- What needs to be done -
Determine how many lines contain the string "Docencia". Respond with that number and nothing more.
--- start Exercise inputs ---
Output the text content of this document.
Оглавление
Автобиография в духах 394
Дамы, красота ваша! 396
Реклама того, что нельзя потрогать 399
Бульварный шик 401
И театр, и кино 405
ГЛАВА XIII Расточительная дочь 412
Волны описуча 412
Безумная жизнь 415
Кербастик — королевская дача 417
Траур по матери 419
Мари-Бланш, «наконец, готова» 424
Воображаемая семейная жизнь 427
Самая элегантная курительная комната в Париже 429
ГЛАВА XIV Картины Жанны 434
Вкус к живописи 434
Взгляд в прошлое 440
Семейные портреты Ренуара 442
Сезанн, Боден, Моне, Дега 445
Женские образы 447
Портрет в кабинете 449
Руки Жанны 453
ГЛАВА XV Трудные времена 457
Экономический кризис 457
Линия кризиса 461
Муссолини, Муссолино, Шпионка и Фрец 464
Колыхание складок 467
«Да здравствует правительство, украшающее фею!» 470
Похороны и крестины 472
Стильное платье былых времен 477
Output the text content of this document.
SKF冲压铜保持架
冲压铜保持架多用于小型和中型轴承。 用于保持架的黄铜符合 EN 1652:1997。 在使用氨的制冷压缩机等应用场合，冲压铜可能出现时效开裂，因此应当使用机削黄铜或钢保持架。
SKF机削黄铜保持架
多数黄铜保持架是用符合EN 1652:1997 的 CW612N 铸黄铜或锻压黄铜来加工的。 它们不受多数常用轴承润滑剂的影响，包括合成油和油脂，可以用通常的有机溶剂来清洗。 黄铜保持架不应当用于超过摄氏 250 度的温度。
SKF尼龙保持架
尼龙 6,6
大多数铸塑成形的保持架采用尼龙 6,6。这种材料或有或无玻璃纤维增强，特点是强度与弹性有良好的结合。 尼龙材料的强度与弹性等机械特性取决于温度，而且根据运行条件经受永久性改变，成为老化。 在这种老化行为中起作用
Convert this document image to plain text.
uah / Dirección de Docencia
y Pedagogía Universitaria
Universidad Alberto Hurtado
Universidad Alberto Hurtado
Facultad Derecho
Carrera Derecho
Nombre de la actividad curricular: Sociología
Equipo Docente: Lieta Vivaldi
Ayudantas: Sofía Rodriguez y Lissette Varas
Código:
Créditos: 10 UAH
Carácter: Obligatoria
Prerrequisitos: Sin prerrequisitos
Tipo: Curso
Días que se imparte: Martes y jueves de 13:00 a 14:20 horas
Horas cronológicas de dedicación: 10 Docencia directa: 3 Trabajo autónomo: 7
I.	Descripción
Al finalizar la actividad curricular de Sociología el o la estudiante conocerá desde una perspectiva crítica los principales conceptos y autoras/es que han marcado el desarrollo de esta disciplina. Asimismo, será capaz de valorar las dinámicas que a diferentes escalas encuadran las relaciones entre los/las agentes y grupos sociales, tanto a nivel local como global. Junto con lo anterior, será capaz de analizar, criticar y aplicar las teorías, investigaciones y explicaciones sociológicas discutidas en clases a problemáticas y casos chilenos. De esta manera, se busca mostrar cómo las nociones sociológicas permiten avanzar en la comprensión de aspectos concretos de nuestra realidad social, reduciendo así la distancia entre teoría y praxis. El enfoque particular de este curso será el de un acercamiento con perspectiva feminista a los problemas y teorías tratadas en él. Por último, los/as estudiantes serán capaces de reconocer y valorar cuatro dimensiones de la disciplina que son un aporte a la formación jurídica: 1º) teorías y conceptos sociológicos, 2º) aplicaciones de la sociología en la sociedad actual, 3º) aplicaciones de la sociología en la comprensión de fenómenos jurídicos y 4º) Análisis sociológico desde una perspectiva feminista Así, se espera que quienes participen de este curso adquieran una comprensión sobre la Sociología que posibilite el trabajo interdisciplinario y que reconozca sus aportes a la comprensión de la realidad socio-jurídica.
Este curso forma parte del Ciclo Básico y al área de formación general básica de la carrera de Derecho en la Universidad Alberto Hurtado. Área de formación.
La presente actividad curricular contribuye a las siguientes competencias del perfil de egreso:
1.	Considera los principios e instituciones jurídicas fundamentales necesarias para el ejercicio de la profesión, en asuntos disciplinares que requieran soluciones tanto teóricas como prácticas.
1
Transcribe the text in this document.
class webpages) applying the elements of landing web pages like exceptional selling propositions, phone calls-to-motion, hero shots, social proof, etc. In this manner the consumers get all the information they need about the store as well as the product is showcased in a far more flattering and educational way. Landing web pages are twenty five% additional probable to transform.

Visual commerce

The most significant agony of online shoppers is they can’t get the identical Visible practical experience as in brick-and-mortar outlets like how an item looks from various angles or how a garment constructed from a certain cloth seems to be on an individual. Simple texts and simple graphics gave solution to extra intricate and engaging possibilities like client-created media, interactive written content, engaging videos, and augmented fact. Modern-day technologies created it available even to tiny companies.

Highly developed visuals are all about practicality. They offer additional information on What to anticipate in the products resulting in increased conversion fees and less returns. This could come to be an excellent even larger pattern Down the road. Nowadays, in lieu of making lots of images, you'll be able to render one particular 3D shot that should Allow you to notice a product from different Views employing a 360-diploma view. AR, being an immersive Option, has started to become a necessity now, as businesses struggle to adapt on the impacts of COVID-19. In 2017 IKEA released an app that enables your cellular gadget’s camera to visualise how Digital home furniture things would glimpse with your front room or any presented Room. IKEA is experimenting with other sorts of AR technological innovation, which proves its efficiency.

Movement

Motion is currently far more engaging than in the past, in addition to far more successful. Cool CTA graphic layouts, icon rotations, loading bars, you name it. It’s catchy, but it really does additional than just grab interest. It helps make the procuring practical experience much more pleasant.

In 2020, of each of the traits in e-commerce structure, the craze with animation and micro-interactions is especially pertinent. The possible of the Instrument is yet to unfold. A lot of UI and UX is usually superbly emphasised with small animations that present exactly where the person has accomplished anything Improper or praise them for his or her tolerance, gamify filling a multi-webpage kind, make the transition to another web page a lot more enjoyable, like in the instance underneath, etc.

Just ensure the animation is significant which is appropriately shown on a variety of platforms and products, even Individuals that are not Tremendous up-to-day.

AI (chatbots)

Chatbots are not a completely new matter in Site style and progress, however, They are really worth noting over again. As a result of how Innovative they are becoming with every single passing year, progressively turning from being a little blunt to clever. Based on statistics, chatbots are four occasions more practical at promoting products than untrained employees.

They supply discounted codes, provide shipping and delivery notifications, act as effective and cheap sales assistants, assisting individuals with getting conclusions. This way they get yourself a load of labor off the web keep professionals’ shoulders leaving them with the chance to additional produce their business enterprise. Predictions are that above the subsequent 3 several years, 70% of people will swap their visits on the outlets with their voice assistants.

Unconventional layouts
--- end Exercise inputs ---
- Full solution -
2